* **Information provided**:
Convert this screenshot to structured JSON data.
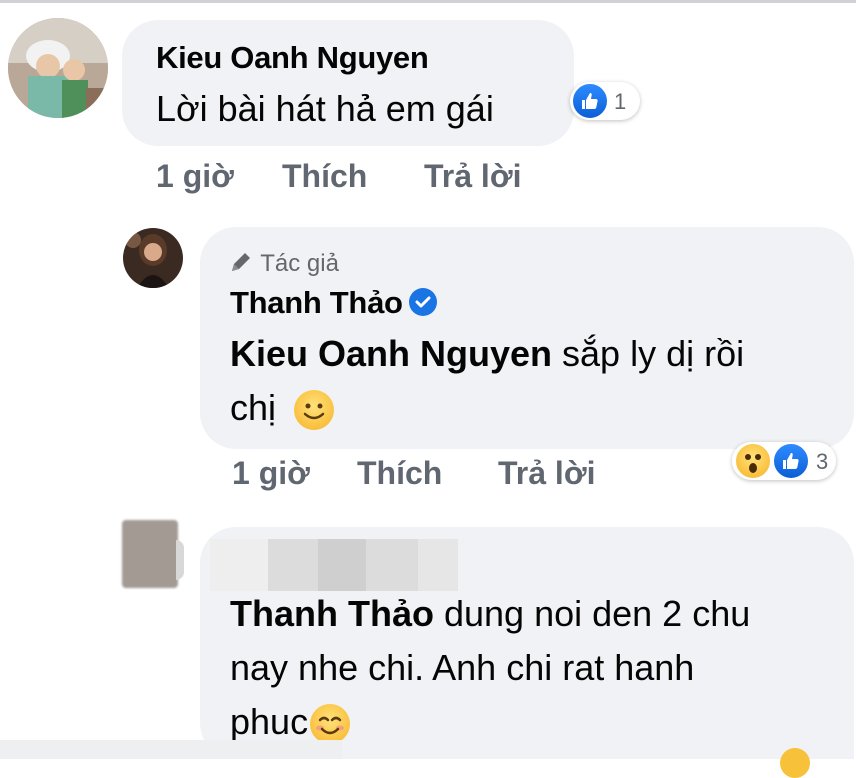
{
  "comment1": {
    "author": "Kieu Oanh Nguyen",
    "text": "Lời bài hát hả em gái",
    "reaction_count": "1",
    "time": "1 giờ",
    "like_label": "Thích",
    "reply_label": "Trả lời"
  },
  "reply1": {
    "author_badge": "Tác giả",
    "author": "Thanh Thảo",
    "mention": "Kieu Oanh Nguyen",
    "text_line1": " sắp ly dị rồi",
    "text_line2": "chị",
    "reaction_count": "3",
    "time": "1 giờ",
    "like_label": "Thích",
    "reply_label": "Trả lời"
  },
  "reply2": {
    "mention": "Thanh Thảo",
    "text_line1": " dung noi den 2 chu",
    "text_line2": "nay nhe chi. Anh chi rat hanh",
    "text_line3": "phuc"
  },
  "colors": {
    "bubble": "#f0f2f5",
    "like_blue": "#1b74e4",
    "meta_gray": "#606770"
  }
}
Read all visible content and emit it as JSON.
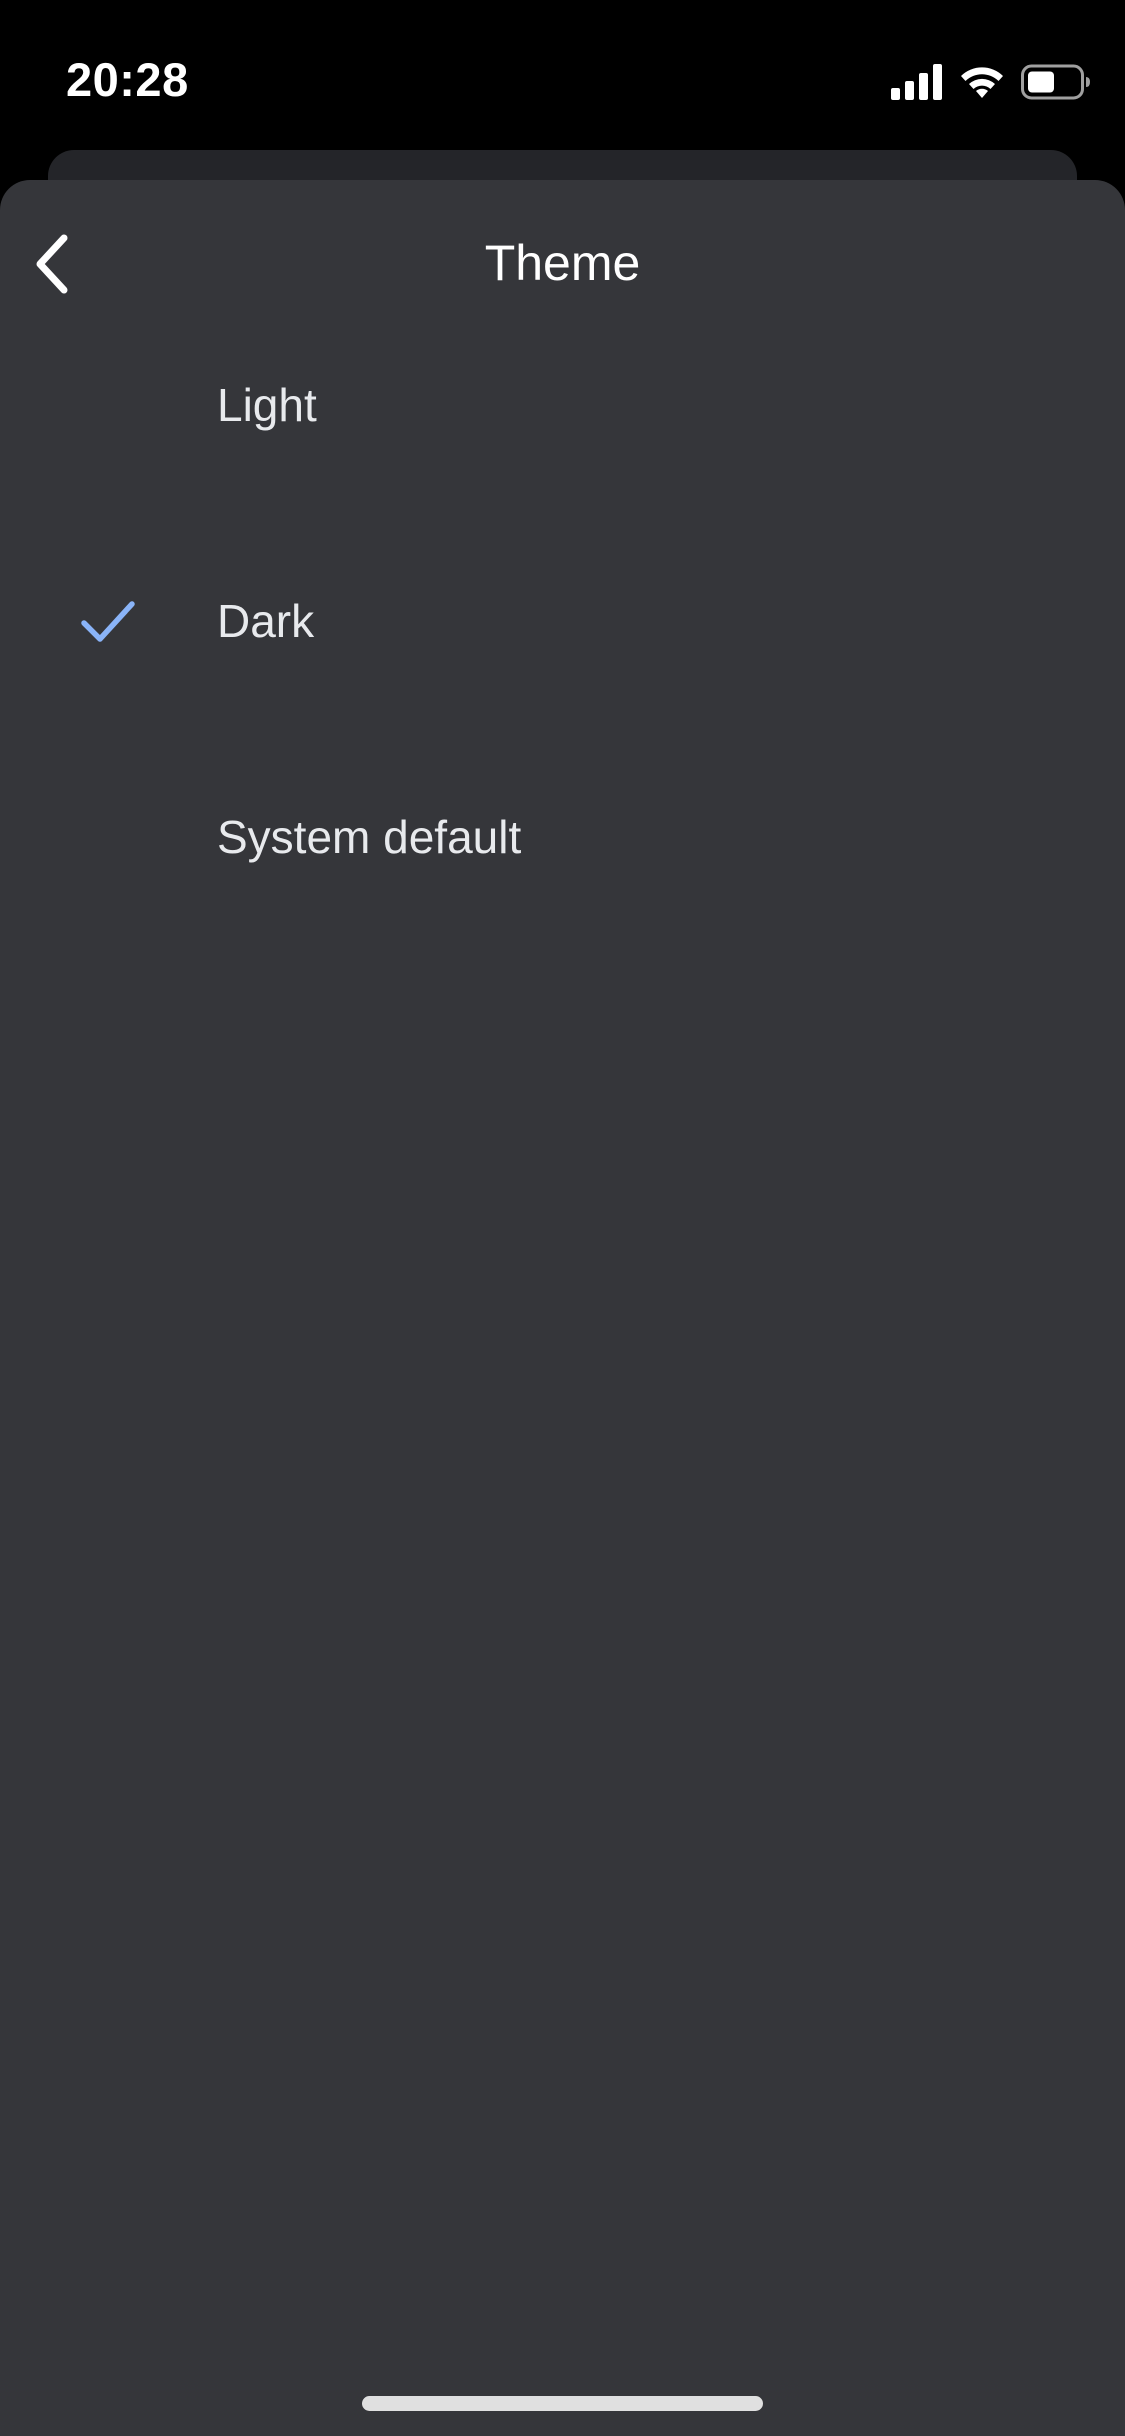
{
  "status_bar": {
    "time": "20:28",
    "icons": [
      "signal-icon",
      "wifi-icon",
      "battery-icon"
    ]
  },
  "header": {
    "back_icon": "chevron-left-icon",
    "title": "Theme"
  },
  "options": [
    {
      "label": "Light",
      "selected": false
    },
    {
      "label": "Dark",
      "selected": true
    },
    {
      "label": "System default",
      "selected": false
    }
  ],
  "colors": {
    "sheet_background": "#35363a",
    "check_accent": "#8ab4f8",
    "text": "#e8eaed"
  }
}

* **Request**: Exclude the pictures, and transcribe all of the material exactly.

* **Task output**:
Convert this screenshot to structured JSON data.
{
  "comment1": {
    "author": "Kieu Oanh Nguyen",
    "text": "Lời bài hát hả em gái",
    "reaction_count": "1",
    "time": "1 giờ",
    "like_label": "Thích",
    "reply_label": "Trả lời"
  },
  "reply1": {
    "author_badge": "Tác giả",
    "author": "Thanh Thảo",
    "mention": "Kieu Oanh Nguyen",
    "text_line1": " sắp ly dị rồi",
    "text_line2": "chị",
    "reaction_count": "3",
    "time": "1 giờ",
    "like_label": "Thích",
    "reply_label": "Trả lời"
  },
  "reply2": {
    "mention": "Thanh Thảo",
    "text_line1": " dung noi den 2 chu",
    "text_line2": "nay nhe chi. Anh chi rat hanh",
    "text_line3": "phuc"
  },
  "colors": {
    "bubble": "#f0f2f5",
    "like_blue": "#1b74e4",
    "meta_gray": "#606770"
  }
}
Read all visible content and emit it as JSON.
{
  "status_bar": {
    "time": "20:28",
    "icons": [
      "signal-icon",
      "wifi-icon",
      "battery-icon"
    ]
  },
  "header": {
    "back_icon": "chevron-left-icon",
    "title": "Theme"
  },
  "options": [
    {
      "label": "Light",
      "selected": false
    },
    {
      "label": "Dark",
      "selected": true
    },
    {
      "label": "System default",
      "selected": false
    }
  ],
  "colors": {
    "sheet_background": "#35363a",
    "check_accent": "#8ab4f8",
    "text": "#e8eaed"
  }
}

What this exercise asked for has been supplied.